What to do:
Retype the listing from its first line up to and including the line that contains "card-status: Ativo [273, 589, 335, 609]", with each line exactly as it appears.

Entries supplied:
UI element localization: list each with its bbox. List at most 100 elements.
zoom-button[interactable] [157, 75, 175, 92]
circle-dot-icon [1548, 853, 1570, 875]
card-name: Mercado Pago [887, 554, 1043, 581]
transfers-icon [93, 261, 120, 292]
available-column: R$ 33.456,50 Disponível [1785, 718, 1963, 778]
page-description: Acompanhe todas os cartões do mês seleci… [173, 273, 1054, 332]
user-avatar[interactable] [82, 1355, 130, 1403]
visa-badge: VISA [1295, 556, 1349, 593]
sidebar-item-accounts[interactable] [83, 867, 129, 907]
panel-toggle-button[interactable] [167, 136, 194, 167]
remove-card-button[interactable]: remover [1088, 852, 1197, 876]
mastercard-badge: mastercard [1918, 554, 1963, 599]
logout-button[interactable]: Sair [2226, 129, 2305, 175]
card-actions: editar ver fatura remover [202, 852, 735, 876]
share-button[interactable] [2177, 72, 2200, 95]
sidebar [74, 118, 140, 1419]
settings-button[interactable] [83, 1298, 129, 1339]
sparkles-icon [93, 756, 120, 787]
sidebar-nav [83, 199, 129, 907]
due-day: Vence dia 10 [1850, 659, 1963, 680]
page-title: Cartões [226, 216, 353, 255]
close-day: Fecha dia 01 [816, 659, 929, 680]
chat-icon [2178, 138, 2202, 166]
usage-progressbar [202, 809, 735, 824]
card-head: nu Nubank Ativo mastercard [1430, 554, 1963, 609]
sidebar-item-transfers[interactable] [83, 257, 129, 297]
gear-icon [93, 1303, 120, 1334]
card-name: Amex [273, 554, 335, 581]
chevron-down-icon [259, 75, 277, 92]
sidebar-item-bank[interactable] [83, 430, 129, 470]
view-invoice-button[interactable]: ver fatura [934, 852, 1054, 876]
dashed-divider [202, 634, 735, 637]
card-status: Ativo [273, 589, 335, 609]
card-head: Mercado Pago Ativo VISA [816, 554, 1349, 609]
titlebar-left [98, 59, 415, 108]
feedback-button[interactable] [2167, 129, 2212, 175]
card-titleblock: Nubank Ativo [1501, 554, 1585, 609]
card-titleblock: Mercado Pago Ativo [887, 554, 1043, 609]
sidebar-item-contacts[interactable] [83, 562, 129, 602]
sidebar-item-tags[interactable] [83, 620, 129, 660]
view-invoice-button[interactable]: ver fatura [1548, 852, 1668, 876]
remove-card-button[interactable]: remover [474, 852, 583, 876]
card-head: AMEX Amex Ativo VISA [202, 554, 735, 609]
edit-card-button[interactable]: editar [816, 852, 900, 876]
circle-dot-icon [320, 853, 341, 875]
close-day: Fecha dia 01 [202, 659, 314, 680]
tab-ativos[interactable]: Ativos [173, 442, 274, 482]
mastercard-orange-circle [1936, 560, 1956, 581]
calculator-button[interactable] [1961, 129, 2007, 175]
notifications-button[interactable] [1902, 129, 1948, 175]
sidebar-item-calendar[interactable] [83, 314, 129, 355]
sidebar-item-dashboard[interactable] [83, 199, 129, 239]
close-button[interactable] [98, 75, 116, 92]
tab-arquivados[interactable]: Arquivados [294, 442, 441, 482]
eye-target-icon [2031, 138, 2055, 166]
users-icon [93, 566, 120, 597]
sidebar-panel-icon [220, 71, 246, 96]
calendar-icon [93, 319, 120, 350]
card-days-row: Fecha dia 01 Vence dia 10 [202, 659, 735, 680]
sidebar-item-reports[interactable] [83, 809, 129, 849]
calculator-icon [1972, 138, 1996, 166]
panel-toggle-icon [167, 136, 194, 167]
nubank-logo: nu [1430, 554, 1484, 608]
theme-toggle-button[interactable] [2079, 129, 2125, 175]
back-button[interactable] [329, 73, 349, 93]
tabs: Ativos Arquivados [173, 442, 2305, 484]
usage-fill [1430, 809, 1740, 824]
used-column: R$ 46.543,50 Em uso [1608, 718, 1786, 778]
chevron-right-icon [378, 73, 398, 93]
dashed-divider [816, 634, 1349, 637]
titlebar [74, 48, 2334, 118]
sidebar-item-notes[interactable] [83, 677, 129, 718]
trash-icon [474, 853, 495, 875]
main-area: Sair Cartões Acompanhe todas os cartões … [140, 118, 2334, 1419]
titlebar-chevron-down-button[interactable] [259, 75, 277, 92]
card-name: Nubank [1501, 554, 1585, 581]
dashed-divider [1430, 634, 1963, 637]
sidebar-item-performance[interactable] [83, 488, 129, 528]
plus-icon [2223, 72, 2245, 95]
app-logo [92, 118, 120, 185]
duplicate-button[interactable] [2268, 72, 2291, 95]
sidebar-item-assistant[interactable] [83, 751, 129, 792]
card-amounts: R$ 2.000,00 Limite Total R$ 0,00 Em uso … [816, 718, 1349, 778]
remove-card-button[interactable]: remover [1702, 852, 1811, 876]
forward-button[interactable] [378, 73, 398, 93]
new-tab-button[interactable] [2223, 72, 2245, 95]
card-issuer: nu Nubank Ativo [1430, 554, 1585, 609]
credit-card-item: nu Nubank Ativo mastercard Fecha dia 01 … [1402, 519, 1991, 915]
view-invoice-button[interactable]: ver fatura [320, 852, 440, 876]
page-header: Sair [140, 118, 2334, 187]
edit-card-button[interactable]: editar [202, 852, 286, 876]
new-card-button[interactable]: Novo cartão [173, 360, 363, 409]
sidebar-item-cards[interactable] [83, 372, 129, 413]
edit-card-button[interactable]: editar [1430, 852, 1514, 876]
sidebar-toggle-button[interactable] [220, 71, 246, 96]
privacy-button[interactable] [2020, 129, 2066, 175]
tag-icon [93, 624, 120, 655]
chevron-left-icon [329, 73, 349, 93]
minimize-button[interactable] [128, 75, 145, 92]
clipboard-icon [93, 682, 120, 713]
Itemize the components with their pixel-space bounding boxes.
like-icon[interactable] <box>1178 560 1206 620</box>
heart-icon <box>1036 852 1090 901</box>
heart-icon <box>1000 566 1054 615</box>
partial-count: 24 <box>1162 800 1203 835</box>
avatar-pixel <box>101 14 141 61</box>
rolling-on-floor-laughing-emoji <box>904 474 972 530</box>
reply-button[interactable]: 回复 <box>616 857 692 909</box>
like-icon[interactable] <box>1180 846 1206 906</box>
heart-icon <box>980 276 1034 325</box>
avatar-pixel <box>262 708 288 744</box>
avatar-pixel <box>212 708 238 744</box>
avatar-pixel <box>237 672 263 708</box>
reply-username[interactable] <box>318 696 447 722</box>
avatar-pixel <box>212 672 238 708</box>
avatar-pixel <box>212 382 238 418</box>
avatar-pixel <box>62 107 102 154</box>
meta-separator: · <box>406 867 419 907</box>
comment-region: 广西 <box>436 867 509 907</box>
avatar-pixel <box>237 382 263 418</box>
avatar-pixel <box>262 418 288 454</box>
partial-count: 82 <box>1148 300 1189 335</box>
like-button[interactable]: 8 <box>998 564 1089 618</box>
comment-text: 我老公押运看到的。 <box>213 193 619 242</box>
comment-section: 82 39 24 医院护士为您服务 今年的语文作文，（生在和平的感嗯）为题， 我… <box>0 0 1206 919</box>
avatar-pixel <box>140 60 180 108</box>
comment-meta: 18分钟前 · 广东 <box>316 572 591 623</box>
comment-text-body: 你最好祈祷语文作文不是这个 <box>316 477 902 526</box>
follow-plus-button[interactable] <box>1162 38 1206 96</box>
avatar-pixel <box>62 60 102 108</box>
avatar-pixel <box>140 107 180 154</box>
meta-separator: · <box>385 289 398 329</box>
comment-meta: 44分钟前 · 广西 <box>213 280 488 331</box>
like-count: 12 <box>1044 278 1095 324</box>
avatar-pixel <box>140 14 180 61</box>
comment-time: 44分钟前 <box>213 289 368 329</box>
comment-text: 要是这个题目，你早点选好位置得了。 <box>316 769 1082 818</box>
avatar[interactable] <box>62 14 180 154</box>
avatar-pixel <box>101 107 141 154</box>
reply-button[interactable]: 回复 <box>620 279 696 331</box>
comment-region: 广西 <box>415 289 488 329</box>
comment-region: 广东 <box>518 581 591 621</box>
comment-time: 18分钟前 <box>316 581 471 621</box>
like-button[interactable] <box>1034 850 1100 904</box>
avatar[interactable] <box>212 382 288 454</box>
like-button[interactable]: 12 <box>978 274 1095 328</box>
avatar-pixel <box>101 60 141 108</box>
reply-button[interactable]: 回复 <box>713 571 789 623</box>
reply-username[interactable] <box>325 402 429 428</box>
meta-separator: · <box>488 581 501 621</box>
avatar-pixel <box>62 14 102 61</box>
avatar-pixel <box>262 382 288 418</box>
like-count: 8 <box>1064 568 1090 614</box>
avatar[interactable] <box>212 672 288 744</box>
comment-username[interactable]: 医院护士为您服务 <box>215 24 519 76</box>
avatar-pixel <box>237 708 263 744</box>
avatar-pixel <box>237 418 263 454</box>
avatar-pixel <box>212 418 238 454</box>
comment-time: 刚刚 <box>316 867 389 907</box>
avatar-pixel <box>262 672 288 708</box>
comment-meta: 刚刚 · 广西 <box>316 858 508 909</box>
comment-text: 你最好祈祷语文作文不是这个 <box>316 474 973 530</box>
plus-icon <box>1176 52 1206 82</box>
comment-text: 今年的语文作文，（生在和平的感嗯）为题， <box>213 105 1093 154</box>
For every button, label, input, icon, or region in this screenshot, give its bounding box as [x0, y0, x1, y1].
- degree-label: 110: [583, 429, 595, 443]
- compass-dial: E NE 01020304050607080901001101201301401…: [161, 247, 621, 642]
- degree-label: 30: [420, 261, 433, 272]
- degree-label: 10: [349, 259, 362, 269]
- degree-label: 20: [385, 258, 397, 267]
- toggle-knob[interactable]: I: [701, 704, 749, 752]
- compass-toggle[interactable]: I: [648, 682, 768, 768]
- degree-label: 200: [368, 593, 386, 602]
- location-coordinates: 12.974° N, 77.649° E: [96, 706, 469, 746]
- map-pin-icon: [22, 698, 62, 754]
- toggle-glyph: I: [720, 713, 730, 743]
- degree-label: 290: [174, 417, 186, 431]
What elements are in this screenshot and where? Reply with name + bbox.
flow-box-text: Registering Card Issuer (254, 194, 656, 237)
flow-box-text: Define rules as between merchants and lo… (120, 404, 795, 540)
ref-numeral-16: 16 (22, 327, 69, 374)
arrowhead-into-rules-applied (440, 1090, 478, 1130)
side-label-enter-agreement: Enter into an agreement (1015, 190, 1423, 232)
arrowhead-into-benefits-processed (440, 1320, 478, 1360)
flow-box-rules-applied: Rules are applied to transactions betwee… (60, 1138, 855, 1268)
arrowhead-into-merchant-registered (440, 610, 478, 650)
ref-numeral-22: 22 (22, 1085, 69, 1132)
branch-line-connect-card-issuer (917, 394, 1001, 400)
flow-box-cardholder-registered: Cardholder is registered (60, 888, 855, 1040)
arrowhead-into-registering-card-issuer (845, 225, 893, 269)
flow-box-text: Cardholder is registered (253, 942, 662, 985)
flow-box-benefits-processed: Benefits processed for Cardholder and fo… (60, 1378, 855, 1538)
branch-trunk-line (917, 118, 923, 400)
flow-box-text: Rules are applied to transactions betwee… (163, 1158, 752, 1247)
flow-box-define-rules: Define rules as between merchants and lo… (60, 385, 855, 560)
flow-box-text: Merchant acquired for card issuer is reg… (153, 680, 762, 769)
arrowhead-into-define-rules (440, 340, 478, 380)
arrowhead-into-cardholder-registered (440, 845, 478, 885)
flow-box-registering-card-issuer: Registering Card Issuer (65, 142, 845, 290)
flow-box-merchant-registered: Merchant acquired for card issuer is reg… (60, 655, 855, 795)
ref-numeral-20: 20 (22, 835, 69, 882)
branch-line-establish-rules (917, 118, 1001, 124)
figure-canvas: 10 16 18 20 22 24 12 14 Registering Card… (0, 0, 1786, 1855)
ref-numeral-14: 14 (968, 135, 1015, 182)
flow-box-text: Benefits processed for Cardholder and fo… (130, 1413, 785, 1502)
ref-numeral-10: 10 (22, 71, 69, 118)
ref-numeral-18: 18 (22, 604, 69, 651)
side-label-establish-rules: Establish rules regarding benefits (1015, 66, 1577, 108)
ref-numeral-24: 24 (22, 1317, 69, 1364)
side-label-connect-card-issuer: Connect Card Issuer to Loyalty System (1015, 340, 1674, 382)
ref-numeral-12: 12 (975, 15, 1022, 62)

Answer for the task:
UI element localization: list each with its bbox. List at most 100 elements.
zoom-button[interactable] [157, 75, 175, 92]
circle-dot-icon [1548, 853, 1570, 875]
card-name: Mercado Pago [887, 554, 1043, 581]
transfers-icon [93, 261, 120, 292]
available-column: R$ 33.456,50 Disponível [1785, 718, 1963, 778]
page-description: Acompanhe todas os cartões do mês seleci… [173, 273, 1054, 332]
user-avatar[interactable] [82, 1355, 130, 1403]
visa-badge: VISA [1295, 556, 1349, 593]
sidebar-item-accounts[interactable] [83, 867, 129, 907]
panel-toggle-button[interactable] [167, 136, 194, 167]
remove-card-button[interactable]: remover [1088, 852, 1197, 876]
mastercard-badge: mastercard [1918, 554, 1963, 599]
logout-button[interactable]: Sair [2226, 129, 2305, 175]
card-actions: editar ver fatura remover [202, 852, 735, 876]
share-button[interactable] [2177, 72, 2200, 95]
sidebar [74, 118, 140, 1419]
settings-button[interactable] [83, 1298, 129, 1339]
sparkles-icon [93, 756, 120, 787]
sidebar-nav [83, 199, 129, 907]
due-day: Vence dia 10 [1850, 659, 1963, 680]
page-title: Cartões [226, 216, 353, 255]
close-day: Fecha dia 01 [816, 659, 929, 680]
chat-icon [2178, 138, 2202, 166]
usage-progressbar [202, 809, 735, 824]
card-head: nu Nubank Ativo mastercard [1430, 554, 1963, 609]
sidebar-item-transfers[interactable] [83, 257, 129, 297]
gear-icon [93, 1303, 120, 1334]
card-name: Amex [273, 554, 335, 581]
chevron-down-icon [259, 75, 277, 92]
sidebar-item-bank[interactable] [83, 430, 129, 470]
view-invoice-button[interactable]: ver fatura [934, 852, 1054, 876]
dashed-divider [202, 634, 735, 637]
card-status: Ativo [273, 589, 335, 609]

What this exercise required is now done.